AIM OF THE TASK:
Below is a listing. Gather each line of it that contains "houses".

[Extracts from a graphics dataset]
##########

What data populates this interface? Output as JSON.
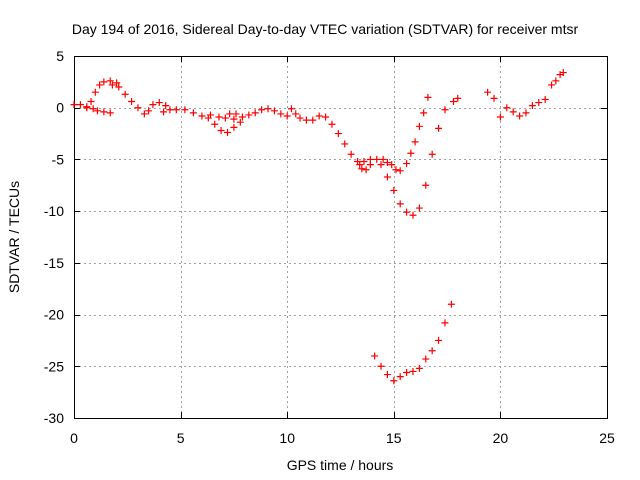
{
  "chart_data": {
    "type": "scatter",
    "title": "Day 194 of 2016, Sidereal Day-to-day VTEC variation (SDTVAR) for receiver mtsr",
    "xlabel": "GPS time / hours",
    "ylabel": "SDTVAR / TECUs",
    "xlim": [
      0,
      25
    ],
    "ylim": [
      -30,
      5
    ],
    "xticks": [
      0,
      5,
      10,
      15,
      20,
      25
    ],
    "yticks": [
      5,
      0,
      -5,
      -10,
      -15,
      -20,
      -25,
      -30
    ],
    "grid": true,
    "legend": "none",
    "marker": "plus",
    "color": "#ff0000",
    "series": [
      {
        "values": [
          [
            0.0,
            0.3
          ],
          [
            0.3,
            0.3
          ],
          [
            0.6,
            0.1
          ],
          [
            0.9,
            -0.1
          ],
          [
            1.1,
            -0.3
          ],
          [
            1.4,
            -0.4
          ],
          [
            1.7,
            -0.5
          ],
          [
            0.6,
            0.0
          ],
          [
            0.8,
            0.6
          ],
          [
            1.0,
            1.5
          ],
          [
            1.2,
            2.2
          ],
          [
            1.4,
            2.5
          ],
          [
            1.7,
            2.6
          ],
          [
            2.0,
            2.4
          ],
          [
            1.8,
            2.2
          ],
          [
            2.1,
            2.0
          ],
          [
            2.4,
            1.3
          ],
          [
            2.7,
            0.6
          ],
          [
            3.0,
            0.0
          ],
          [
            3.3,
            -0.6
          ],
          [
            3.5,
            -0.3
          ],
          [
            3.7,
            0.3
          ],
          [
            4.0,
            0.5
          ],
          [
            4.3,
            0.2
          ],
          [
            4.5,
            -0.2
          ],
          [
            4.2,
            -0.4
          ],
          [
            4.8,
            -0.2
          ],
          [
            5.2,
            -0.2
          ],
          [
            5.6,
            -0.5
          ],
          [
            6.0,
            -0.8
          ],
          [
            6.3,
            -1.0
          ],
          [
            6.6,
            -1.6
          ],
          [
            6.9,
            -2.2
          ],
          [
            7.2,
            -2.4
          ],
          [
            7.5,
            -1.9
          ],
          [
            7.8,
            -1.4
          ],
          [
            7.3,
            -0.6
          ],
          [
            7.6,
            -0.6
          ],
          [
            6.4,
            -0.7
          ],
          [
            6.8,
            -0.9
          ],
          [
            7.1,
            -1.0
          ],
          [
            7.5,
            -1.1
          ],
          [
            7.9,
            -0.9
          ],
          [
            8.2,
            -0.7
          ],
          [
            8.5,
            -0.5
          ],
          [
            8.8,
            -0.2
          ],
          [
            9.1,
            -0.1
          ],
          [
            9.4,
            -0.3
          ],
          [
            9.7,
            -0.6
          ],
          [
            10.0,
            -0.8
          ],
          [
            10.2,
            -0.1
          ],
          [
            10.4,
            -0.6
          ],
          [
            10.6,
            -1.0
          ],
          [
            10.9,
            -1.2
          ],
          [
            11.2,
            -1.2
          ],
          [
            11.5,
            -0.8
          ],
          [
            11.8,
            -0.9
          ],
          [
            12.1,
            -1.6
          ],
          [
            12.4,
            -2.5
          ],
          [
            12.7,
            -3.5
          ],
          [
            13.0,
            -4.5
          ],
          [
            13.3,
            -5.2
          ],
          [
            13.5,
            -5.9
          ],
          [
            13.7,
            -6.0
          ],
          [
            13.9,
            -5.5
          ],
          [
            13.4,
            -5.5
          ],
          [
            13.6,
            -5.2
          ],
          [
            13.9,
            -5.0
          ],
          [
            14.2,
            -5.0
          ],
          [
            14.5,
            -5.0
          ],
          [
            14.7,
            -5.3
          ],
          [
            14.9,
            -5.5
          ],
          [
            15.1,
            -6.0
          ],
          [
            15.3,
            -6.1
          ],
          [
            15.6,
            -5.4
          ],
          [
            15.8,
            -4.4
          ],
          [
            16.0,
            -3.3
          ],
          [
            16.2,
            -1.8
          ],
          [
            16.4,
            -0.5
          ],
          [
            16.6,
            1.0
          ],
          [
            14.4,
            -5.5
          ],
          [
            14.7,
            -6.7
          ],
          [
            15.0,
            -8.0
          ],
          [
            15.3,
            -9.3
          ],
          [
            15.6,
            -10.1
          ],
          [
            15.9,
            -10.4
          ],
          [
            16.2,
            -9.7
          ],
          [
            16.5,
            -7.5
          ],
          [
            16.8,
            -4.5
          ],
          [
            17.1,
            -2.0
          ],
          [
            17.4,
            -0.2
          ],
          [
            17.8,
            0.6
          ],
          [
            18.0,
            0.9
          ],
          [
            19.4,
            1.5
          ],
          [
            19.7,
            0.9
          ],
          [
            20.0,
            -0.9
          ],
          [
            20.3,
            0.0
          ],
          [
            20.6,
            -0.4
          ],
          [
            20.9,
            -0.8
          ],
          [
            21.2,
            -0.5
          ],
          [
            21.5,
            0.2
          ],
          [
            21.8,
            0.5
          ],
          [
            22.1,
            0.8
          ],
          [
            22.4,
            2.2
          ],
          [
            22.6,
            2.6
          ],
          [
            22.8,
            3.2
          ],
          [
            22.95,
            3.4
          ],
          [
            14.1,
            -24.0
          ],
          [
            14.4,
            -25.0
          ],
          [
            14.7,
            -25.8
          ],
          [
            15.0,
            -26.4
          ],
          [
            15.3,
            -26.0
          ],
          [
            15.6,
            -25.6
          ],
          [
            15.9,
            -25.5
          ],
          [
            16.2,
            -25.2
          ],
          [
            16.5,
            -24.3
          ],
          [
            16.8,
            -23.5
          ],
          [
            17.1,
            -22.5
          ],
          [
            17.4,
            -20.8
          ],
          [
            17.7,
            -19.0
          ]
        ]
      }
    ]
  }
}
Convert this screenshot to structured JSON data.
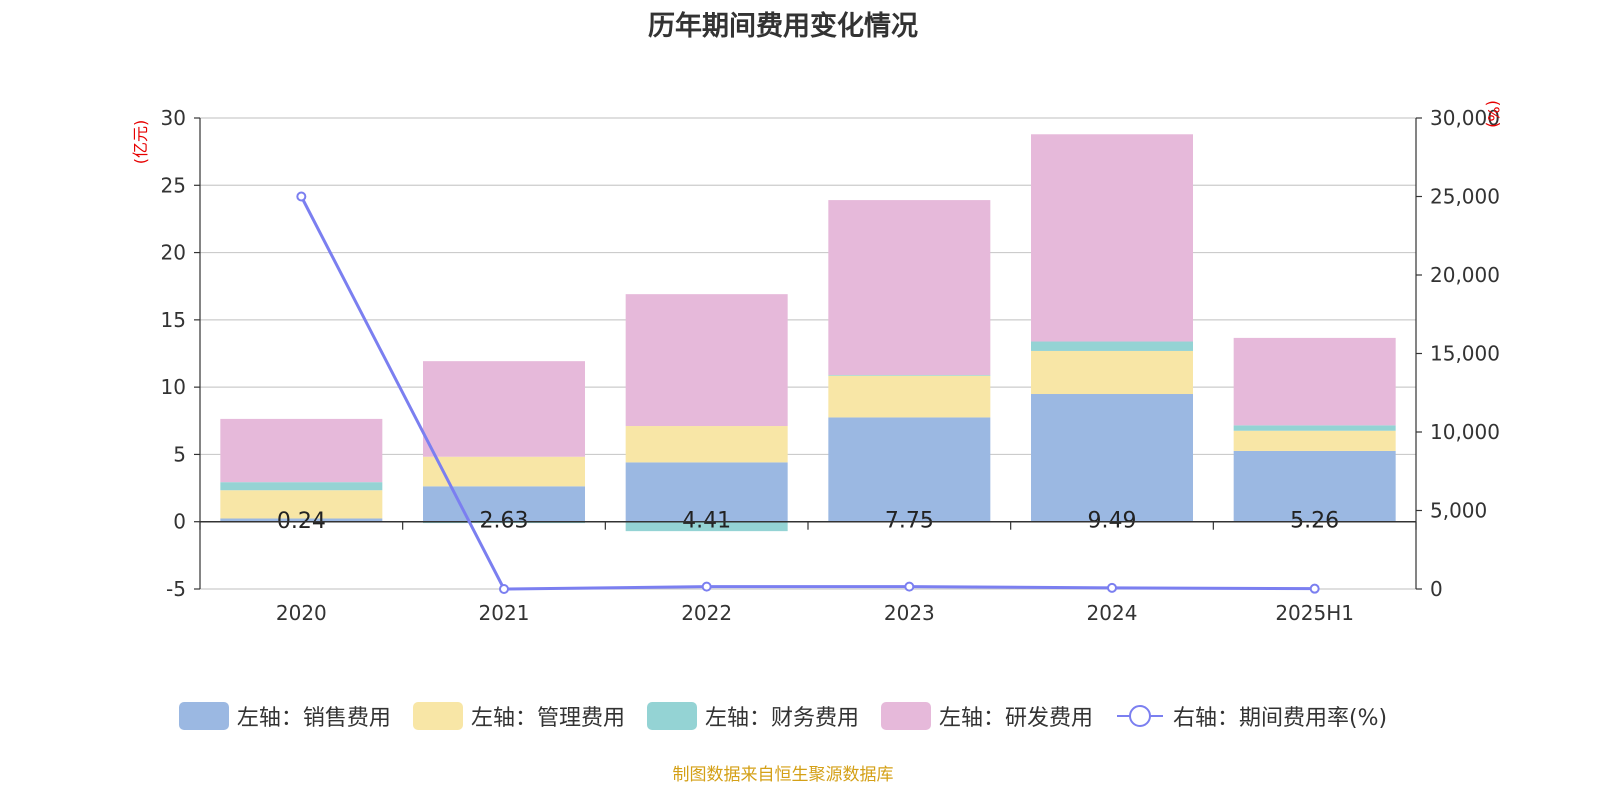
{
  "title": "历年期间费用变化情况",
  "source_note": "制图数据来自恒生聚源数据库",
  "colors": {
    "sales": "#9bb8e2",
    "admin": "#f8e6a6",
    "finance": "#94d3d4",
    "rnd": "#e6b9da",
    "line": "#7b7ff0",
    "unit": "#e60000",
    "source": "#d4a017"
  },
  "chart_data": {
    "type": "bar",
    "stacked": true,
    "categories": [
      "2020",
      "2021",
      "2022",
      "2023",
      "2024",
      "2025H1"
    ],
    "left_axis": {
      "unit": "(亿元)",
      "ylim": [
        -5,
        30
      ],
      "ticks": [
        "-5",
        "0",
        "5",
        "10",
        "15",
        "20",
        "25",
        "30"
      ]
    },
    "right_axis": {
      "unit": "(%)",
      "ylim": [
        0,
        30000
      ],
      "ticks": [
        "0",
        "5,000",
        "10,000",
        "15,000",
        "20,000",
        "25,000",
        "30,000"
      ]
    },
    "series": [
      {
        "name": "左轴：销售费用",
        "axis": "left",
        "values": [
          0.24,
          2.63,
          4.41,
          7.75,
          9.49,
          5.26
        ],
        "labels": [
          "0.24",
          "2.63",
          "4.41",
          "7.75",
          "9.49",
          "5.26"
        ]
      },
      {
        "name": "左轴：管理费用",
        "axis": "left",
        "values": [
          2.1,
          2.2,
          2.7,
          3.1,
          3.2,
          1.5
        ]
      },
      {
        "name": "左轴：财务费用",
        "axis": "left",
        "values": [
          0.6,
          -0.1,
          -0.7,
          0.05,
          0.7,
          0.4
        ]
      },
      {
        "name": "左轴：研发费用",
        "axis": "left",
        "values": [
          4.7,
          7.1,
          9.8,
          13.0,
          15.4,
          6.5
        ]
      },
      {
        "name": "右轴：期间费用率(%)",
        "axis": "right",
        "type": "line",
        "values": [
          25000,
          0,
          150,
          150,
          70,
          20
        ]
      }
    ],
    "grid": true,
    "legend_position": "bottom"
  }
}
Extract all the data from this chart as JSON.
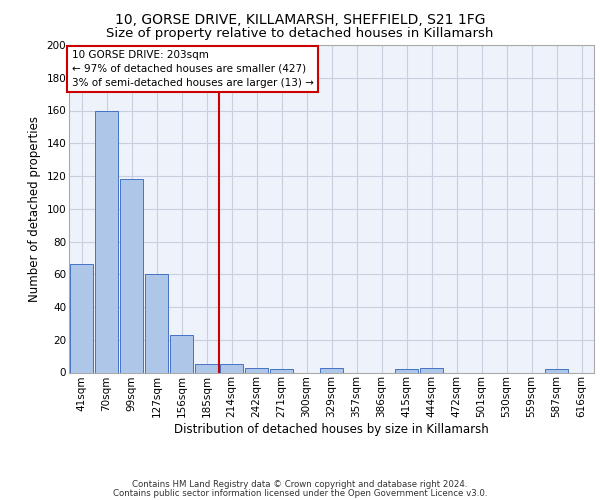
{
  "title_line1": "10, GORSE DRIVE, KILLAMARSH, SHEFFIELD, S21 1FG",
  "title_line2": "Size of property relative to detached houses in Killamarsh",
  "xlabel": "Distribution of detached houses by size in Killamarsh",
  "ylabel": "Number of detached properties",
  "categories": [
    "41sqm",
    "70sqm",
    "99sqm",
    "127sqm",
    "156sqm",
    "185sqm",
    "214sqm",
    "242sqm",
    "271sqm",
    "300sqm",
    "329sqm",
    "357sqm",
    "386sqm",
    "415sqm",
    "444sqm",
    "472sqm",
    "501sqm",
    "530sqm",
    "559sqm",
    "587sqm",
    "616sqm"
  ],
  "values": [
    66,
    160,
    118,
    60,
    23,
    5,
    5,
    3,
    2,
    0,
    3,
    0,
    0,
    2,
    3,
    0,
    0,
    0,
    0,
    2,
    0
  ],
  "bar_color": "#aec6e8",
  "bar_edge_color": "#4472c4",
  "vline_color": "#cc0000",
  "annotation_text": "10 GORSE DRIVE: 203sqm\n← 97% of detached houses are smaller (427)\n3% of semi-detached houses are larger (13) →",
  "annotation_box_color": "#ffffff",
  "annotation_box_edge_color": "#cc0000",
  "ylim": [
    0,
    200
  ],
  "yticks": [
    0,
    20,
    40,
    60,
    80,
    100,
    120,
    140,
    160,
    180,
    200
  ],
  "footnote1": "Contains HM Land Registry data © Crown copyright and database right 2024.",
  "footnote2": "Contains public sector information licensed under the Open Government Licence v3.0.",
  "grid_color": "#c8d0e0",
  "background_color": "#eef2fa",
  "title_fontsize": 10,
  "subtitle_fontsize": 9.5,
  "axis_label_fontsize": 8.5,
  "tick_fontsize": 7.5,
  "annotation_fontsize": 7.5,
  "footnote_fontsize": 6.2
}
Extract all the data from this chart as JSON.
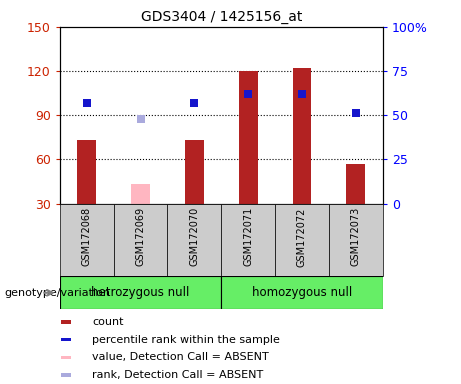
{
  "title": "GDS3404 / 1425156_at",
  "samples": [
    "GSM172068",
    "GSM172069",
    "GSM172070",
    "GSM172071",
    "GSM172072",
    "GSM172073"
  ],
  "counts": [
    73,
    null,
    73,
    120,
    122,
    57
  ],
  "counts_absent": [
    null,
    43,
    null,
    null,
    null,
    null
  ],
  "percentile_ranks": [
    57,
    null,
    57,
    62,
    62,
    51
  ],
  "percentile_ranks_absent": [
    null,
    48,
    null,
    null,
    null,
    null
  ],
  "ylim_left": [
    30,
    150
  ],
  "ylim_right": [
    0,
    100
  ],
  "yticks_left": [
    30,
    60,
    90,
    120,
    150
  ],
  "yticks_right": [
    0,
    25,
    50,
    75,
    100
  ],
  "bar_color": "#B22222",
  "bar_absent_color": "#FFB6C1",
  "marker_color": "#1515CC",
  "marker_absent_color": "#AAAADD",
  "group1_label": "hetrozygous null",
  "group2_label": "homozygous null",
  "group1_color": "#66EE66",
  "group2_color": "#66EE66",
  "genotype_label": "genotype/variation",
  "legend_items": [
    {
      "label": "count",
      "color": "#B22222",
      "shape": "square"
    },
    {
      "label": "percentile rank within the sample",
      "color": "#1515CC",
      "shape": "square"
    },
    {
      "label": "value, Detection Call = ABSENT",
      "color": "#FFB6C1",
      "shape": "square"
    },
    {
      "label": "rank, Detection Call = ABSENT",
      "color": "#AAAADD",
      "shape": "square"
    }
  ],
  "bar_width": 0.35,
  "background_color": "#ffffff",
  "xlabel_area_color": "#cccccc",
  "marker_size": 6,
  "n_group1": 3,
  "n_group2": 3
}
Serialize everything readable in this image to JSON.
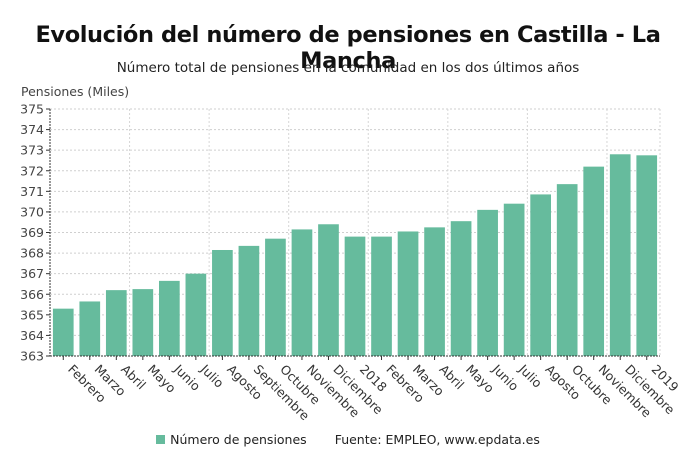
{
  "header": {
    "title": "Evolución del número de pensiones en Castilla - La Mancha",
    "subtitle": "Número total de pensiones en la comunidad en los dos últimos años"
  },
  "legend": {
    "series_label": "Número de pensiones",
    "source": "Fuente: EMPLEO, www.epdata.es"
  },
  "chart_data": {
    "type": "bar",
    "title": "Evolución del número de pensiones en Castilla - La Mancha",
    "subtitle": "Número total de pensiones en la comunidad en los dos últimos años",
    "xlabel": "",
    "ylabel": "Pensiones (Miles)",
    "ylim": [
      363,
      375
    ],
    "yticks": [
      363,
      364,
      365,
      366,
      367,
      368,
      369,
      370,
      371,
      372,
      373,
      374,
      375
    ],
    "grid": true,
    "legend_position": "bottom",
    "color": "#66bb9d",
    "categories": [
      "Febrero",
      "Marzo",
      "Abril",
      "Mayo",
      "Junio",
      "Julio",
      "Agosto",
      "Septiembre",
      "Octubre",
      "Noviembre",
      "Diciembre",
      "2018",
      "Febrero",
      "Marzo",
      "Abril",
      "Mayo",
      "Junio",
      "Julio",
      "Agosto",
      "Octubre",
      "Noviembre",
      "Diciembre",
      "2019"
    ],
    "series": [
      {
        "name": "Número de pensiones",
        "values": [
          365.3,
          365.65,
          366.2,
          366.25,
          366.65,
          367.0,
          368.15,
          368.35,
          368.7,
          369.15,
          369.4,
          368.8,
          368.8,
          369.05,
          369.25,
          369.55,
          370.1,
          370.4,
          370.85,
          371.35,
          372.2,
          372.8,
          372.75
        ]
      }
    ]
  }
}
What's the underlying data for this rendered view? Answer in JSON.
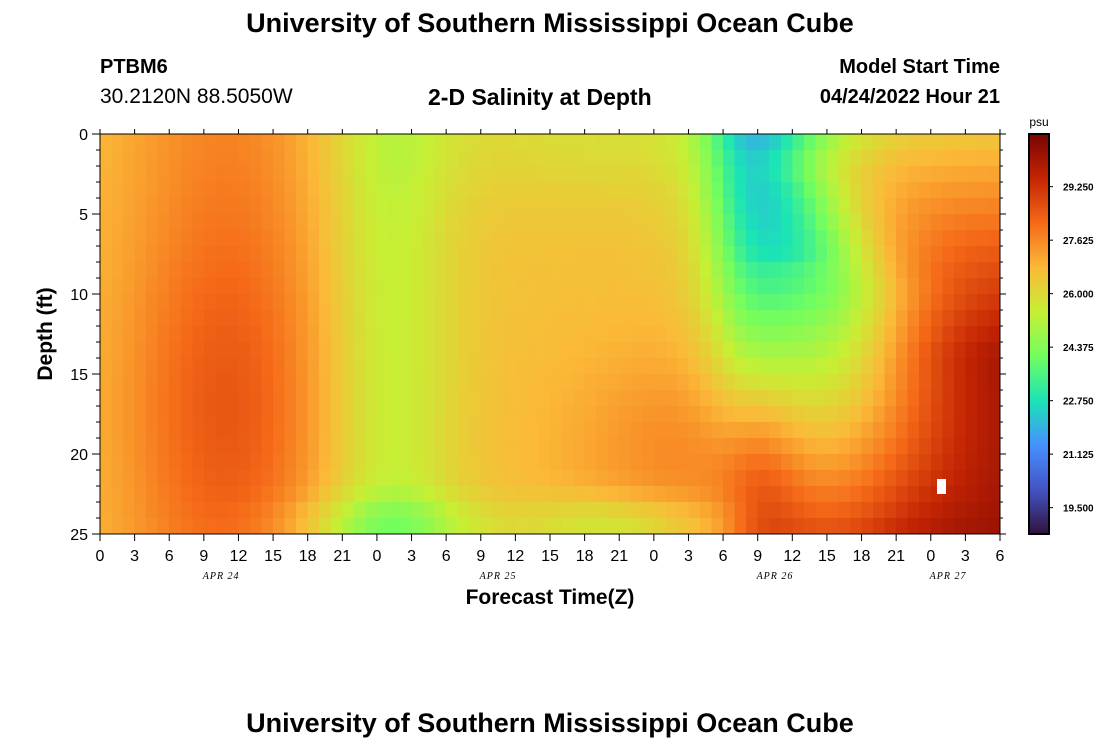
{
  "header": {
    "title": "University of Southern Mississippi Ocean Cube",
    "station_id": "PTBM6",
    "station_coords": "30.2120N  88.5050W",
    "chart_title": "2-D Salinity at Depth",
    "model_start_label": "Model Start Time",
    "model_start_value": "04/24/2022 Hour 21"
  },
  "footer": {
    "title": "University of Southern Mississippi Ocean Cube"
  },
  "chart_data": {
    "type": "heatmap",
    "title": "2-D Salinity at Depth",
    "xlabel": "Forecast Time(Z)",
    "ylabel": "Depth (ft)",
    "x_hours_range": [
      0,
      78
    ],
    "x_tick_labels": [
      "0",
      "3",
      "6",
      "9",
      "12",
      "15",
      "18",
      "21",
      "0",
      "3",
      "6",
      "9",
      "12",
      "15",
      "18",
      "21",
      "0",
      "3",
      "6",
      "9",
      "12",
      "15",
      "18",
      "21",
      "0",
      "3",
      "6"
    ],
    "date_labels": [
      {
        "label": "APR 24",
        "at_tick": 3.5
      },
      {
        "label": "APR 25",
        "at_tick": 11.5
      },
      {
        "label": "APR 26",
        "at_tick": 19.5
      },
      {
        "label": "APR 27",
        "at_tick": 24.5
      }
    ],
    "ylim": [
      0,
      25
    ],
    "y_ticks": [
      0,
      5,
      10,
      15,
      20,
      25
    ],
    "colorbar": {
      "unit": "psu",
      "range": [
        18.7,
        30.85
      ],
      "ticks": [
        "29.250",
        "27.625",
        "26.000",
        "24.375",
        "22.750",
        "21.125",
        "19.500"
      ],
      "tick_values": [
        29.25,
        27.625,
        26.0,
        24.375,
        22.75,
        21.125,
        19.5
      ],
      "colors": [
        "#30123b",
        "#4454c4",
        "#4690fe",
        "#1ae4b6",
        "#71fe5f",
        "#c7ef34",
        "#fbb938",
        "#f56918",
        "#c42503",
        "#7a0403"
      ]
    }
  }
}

##########

RESPONSE TO THE TASK:
  "title_line2": "Size of property relative to detached houses in Killamarsh",
  "xlabel": "Distribution of detached houses by size in Killamarsh",
  "annotation_text": "10 GORSE DRIVE: 203sqm\n← 97% of detached houses are smaller (427)\n3% of semi-detached houses are larger (13) →",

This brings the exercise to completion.